**Task description:** All lines holding the string "data" are to be shown.
##### Material for this task
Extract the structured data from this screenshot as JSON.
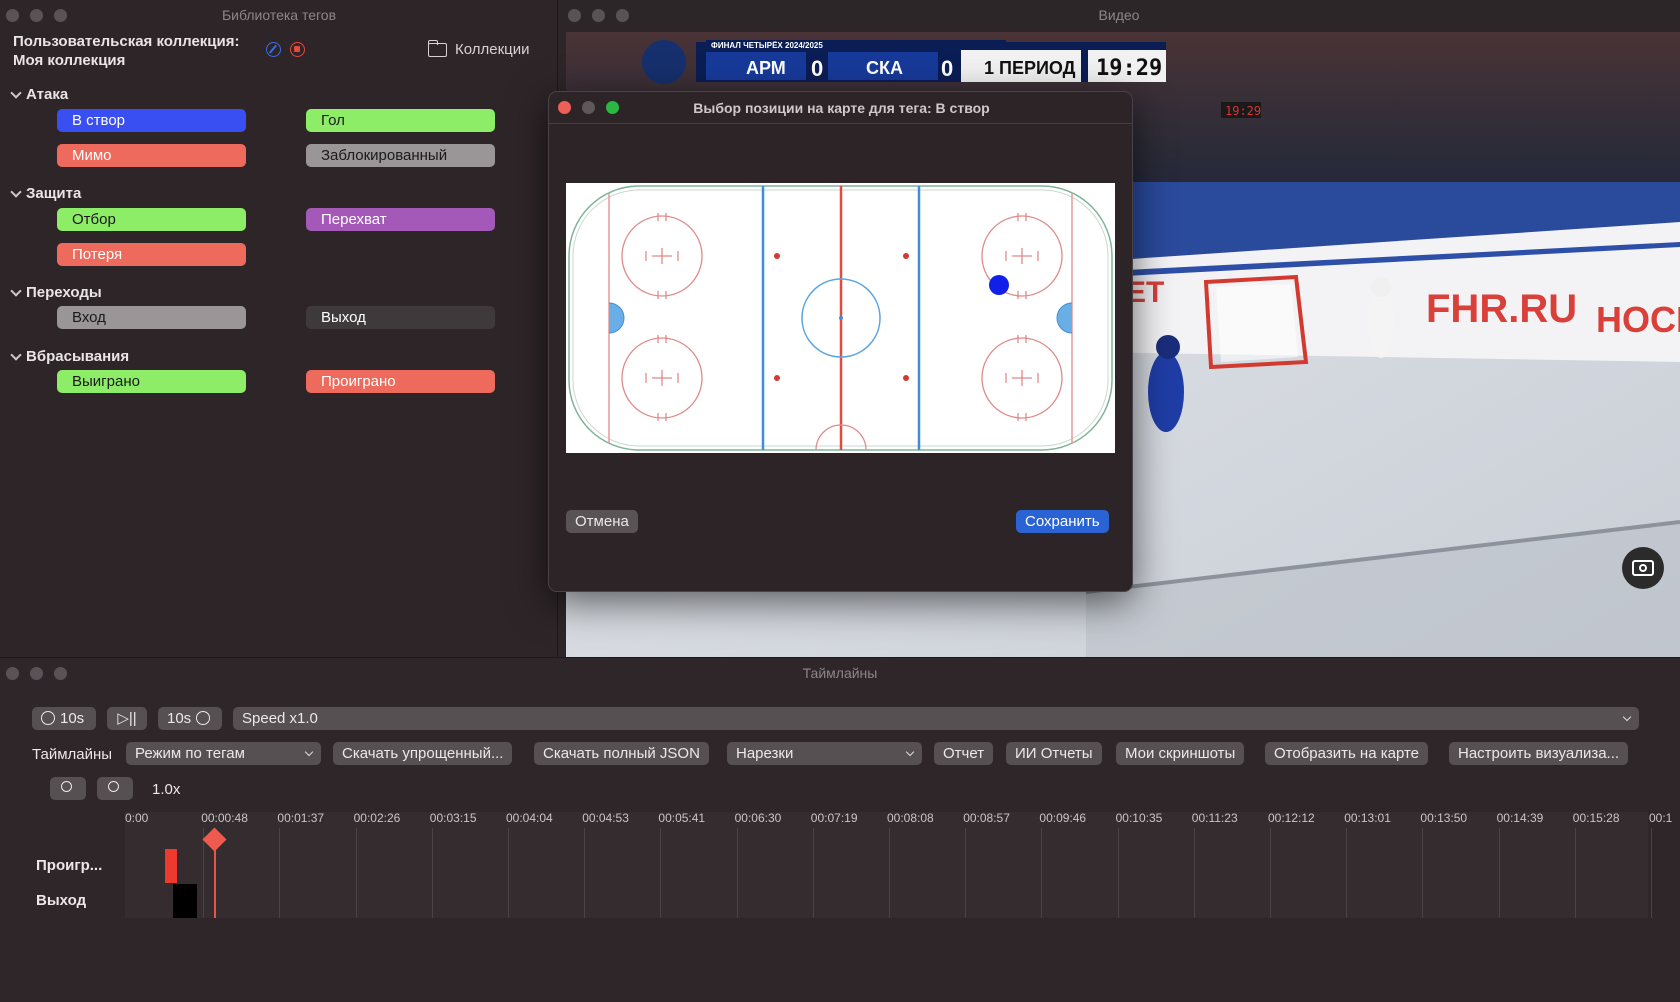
{
  "taglib": {
    "title": "Библиотека тегов",
    "collection_line1": "Пользовательская коллекция:",
    "collection_line2": "Моя коллекция",
    "collections_button": "Коллекции",
    "categories": [
      {
        "name": "Атака",
        "tags": [
          {
            "label": "В створ",
            "color": "#3a4ff2"
          },
          {
            "label": "Гол",
            "color": "#8ded67"
          },
          {
            "label": "Мимо",
            "color": "#ee6a5c"
          },
          {
            "label": "Заблокированный",
            "color": "#9a9597"
          }
        ]
      },
      {
        "name": "Защита",
        "tags": [
          {
            "label": "Отбор",
            "color": "#8ded67"
          },
          {
            "label": "Перехват",
            "color": "#a458b8"
          },
          {
            "label": "Потеря",
            "color": "#ee6a5c"
          }
        ]
      },
      {
        "name": "Переходы",
        "tags": [
          {
            "label": "Вход",
            "color": "#9a9597"
          },
          {
            "label": "Выход",
            "color": "#3e3a3c"
          }
        ]
      },
      {
        "name": "Вбрасывания",
        "tags": [
          {
            "label": "Выиграно",
            "color": "#8ded67"
          },
          {
            "label": "Проиграно",
            "color": "#ee6a5c"
          }
        ]
      }
    ]
  },
  "video": {
    "title": "Видео",
    "scoreboard": {
      "stage": "ФИНАЛ ЧЕТЫРЁХ 2024/2025",
      "team1": "АРМ",
      "score1": "0",
      "team2": "СКА",
      "score2": "0",
      "period": "1 ПЕРИОД",
      "clock": "19:29",
      "arena_clock": "19:29"
    },
    "ad_text1": "FHR.RU",
    "ad_text2": "HOCK",
    "ad_text3": "ЕТ"
  },
  "modal": {
    "title": "Выбор позиции на карте для тега: В створ",
    "cancel": "Отмена",
    "save": "Сохранить",
    "marker_color": "#1020e8"
  },
  "timelines": {
    "title": "Таймлайны",
    "rewind": "10s",
    "forward": "10s",
    "speed": "Speed x1.0",
    "label": "Таймлайны",
    "mode": "Режим по тегам",
    "download_simple": "Скачать упрощенный...",
    "download_full": "Скачать полный JSON",
    "cuts": "Нарезки",
    "report": "Отчет",
    "ai_reports": "ИИ Отчеты",
    "screenshots": "Мои скриншоты",
    "show_on_map": "Отобразить на карте",
    "configure": "Настроить визуализа...",
    "zoom": "1.0x",
    "ticks": [
      "0:00",
      "00:00:48",
      "00:01:37",
      "00:02:26",
      "00:03:15",
      "00:04:04",
      "00:04:53",
      "00:05:41",
      "00:06:30",
      "00:07:19",
      "00:08:08",
      "00:08:57",
      "00:09:46",
      "00:10:35",
      "00:11:23",
      "00:12:12",
      "00:13:01",
      "00:13:50",
      "00:14:39",
      "00:15:28",
      "00:1"
    ],
    "rows": [
      {
        "label": "Проигр...",
        "color": "#ee3a2e"
      },
      {
        "label": "Выход",
        "color": "#000000"
      }
    ]
  }
}
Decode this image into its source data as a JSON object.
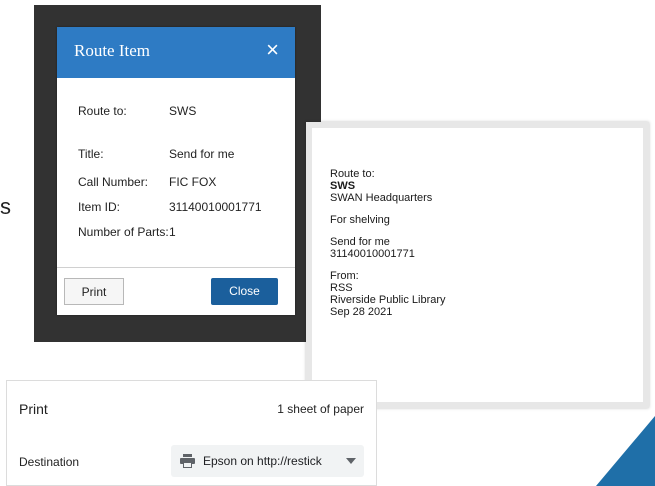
{
  "stray_text": "s",
  "dialog": {
    "title": "Route Item",
    "close_icon": "×",
    "rows": [
      {
        "label": "Route to:",
        "value": "SWS"
      },
      {
        "label": "Title:",
        "value": "Send for me"
      },
      {
        "label": "Call Number:",
        "value": "FIC FOX"
      },
      {
        "label": "Item ID:",
        "value": "31140010001771"
      },
      {
        "label": "Number of Parts:",
        "value": "1"
      }
    ],
    "print_label": "Print",
    "close_label": "Close"
  },
  "slip": {
    "route_label": "Route to:",
    "route_code": "SWS",
    "route_name": "SWAN Headquarters",
    "purpose": "For shelving",
    "title": "Send for me",
    "item_id": "31140010001771",
    "from_label": "From:",
    "from_code": "RSS",
    "from_name": "Riverside Public Library",
    "date": "Sep 28 2021"
  },
  "print_panel": {
    "title": "Print",
    "sheets": "1 sheet of paper",
    "destination_label": "Destination",
    "destination_value": "Epson on http://restick"
  },
  "colors": {
    "header_blue": "#2e7bc4",
    "close_button": "#1b5f9c",
    "frame": "#323232",
    "accent_triangle": "#1f6fa8"
  }
}
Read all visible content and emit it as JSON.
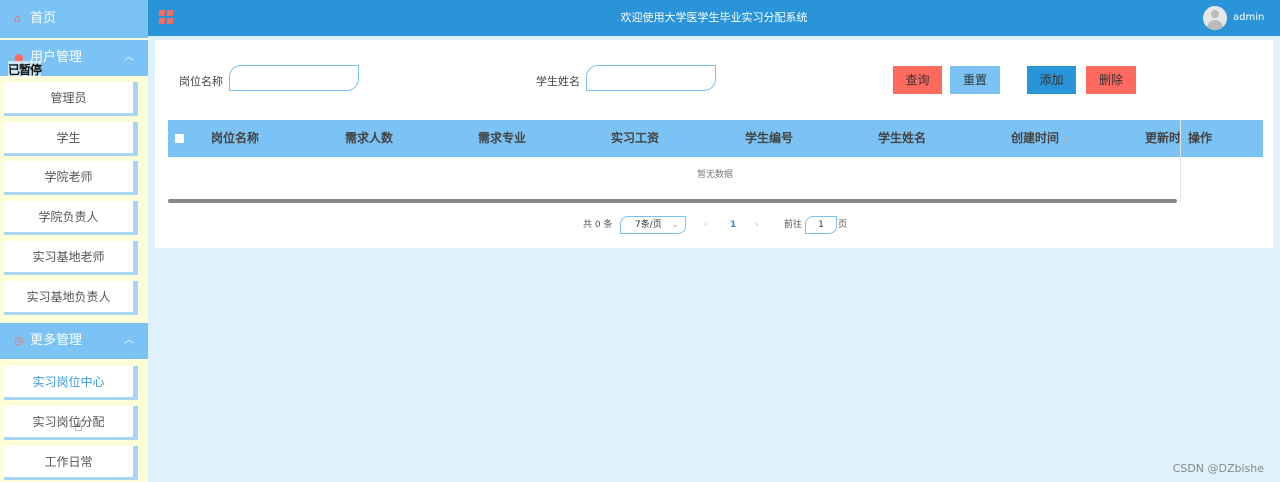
{
  "sidebar": {
    "home_label": "首页",
    "group_user_label": "用户管理",
    "overlay_text": "已暂停",
    "user_items": [
      "管理员",
      "学生",
      "学院老师",
      "学院负责人",
      "实习基地老师",
      "实习基地负责人"
    ],
    "group_more_label": "更多管理",
    "more_items": [
      "实习岗位中心",
      "实习岗位分配",
      "工作日常"
    ]
  },
  "header": {
    "title": "欢迎使用大学医学生毕业实习分配系统",
    "username": "admin"
  },
  "search": {
    "position_label": "岗位名称",
    "student_label": "学生姓名",
    "query_btn": "查询",
    "reset_btn": "重置",
    "add_btn": "添加",
    "delete_btn": "删除"
  },
  "table": {
    "columns": [
      "岗位名称",
      "需求人数",
      "需求专业",
      "实习工资",
      "学生编号",
      "学生姓名",
      "创建时间",
      "更新时"
    ],
    "sort_mark": "↕",
    "op_column": "操作",
    "empty_text": "暂无数据"
  },
  "pagination": {
    "total": "共 0 条",
    "page_size": "7条/页",
    "prev": "‹",
    "current_page": "1",
    "next": "›",
    "goto_prefix": "前往",
    "goto_value": "1",
    "goto_suffix": "页"
  },
  "watermark": "CSDN @DZbishe",
  "colors": {
    "sidebar_bg": "#fdfdd8",
    "menu_blue": "#7cc3f5",
    "header_blue": "#2a94d8",
    "accent_red": "#ff6a5f",
    "page_bg": "#dff1fc"
  }
}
##########
**Completed task:**
Extract the structured data from this screenshot as JSON.
Decode this image into its source data as a JSON object.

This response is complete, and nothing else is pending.